Supplied material:
-=-=-

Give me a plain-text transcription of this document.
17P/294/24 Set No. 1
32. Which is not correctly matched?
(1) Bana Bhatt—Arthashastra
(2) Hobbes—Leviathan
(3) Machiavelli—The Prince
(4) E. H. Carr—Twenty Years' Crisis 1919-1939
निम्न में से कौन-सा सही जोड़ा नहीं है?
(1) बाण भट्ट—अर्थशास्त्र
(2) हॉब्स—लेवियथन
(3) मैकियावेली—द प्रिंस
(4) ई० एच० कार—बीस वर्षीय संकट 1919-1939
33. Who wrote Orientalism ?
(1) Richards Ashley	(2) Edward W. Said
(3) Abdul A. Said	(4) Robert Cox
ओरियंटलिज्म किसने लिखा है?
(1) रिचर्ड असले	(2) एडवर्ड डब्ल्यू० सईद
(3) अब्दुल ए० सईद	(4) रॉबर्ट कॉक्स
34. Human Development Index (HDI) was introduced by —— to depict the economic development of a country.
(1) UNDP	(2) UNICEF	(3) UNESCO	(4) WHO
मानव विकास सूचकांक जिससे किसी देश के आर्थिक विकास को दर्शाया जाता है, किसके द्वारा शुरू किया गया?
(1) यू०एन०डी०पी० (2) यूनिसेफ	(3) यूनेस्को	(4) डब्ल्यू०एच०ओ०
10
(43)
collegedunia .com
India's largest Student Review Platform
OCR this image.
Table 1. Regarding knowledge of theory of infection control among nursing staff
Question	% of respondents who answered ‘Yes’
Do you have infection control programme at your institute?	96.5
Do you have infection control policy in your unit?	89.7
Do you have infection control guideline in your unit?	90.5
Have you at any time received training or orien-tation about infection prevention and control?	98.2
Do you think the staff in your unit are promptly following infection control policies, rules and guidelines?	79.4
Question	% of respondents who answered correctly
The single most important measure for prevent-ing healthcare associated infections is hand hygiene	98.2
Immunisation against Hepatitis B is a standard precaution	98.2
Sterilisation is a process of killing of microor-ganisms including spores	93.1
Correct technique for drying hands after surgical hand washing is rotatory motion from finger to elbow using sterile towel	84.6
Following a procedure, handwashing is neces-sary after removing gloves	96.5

-=-=-

Repeat the line containing "OCR this image." and all subsequent lines through the final line of the data, exactly and with no others.

OCR this image.
Table 1. Regarding knowledge of theory of infection control among nursing staff
Question	% of respondents who answered ‘Yes’
Do you have infection control programme at your institute?	96.5
Do you have infection control policy in your unit?	89.7
Do you have infection control guideline in your unit?	90.5
Have you at any time received training or orien-tation about infection prevention and control?	98.2
Do you think the staff in your unit are promptly following infection control policies, rules and guidelines?	79.4
Question	% of respondents who answered correctly
The single most important measure for prevent-ing healthcare associated infections is hand hygiene	98.2
Immunisation against Hepatitis B is a standard precaution	98.2
Sterilisation is a process of killing of microor-ganisms including spores	93.1
Correct technique for drying hands after surgical hand washing is rotatory motion from finger to elbow using sterile towel	84.6
Following a procedure, handwashing is neces-sary after removing gloves	96.5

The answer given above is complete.